Stored data entries:

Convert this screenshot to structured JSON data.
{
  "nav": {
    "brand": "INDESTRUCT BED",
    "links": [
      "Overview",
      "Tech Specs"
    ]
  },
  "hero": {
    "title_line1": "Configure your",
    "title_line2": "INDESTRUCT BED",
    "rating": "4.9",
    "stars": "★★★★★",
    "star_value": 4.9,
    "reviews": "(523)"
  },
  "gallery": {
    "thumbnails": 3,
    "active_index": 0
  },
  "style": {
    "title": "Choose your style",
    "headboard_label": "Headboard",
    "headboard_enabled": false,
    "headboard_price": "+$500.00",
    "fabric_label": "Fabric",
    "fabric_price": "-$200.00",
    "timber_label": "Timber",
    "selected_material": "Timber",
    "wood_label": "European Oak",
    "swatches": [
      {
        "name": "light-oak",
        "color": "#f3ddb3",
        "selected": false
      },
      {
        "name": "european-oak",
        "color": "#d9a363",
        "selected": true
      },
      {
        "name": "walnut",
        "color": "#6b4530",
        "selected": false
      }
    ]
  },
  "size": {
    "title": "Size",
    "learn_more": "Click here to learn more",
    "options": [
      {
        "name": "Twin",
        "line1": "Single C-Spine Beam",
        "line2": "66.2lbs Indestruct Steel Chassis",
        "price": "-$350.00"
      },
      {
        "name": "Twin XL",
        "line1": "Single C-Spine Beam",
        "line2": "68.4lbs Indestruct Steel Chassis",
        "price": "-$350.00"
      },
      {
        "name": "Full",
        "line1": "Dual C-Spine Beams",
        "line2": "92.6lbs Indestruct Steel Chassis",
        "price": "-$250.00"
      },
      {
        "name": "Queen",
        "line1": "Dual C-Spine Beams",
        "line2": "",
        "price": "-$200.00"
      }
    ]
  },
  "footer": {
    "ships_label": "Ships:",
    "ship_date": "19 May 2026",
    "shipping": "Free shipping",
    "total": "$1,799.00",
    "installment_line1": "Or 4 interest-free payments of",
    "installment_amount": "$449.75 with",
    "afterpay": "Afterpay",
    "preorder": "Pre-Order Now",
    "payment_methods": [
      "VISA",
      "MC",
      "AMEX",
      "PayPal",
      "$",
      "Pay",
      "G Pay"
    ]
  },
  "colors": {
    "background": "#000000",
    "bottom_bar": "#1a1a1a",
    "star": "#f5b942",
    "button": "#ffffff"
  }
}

## Your instructions
Give the data again, exactly as it stands.

## Response to this exercise
Convert this screenshot to structured JSON data.
{
  "nav": {
    "brand": "INDESTRUCT BED",
    "links": [
      "Overview",
      "Tech Specs"
    ]
  },
  "hero": {
    "title_line1": "Configure your",
    "title_line2": "INDESTRUCT BED",
    "rating": "4.9",
    "stars": "★★★★★",
    "star_value": 4.9,
    "reviews": "(523)"
  },
  "gallery": {
    "thumbnails": 3,
    "active_index": 0
  },
  "style": {
    "title": "Choose your style",
    "headboard_label": "Headboard",
    "headboard_enabled": false,
    "headboard_price": "+$500.00",
    "fabric_label": "Fabric",
    "fabric_price": "-$200.00",
    "timber_label": "Timber",
    "selected_material": "Timber",
    "wood_label": "European Oak",
    "swatches": [
      {
        "name": "light-oak",
        "color": "#f3ddb3",
        "selected": false
      },
      {
        "name": "european-oak",
        "color": "#d9a363",
        "selected": true
      },
      {
        "name": "walnut",
        "color": "#6b4530",
        "selected": false
      }
    ]
  },
  "size": {
    "title": "Size",
    "learn_more": "Click here to learn more",
    "options": [
      {
        "name": "Twin",
        "line1": "Single C-Spine Beam",
        "line2": "66.2lbs Indestruct Steel Chassis",
        "price": "-$350.00"
      },
      {
        "name": "Twin XL",
        "line1": "Single C-Spine Beam",
        "line2": "68.4lbs Indestruct Steel Chassis",
        "price": "-$350.00"
      },
      {
        "name": "Full",
        "line1": "Dual C-Spine Beams",
        "line2": "92.6lbs Indestruct Steel Chassis",
        "price": "-$250.00"
      },
      {
        "name": "Queen",
        "line1": "Dual C-Spine Beams",
        "line2": "",
        "price": "-$200.00"
      }
    ]
  },
  "footer": {
    "ships_label": "Ships:",
    "ship_date": "19 May 2026",
    "shipping": "Free shipping",
    "total": "$1,799.00",
    "installment_line1": "Or 4 interest-free payments of",
    "installment_amount": "$449.75 with",
    "afterpay": "Afterpay",
    "preorder": "Pre-Order Now",
    "payment_methods": [
      "VISA",
      "MC",
      "AMEX",
      "PayPal",
      "$",
      "Pay",
      "G Pay"
    ]
  },
  "colors": {
    "background": "#000000",
    "bottom_bar": "#1a1a1a",
    "star": "#f5b942",
    "button": "#ffffff"
  }
}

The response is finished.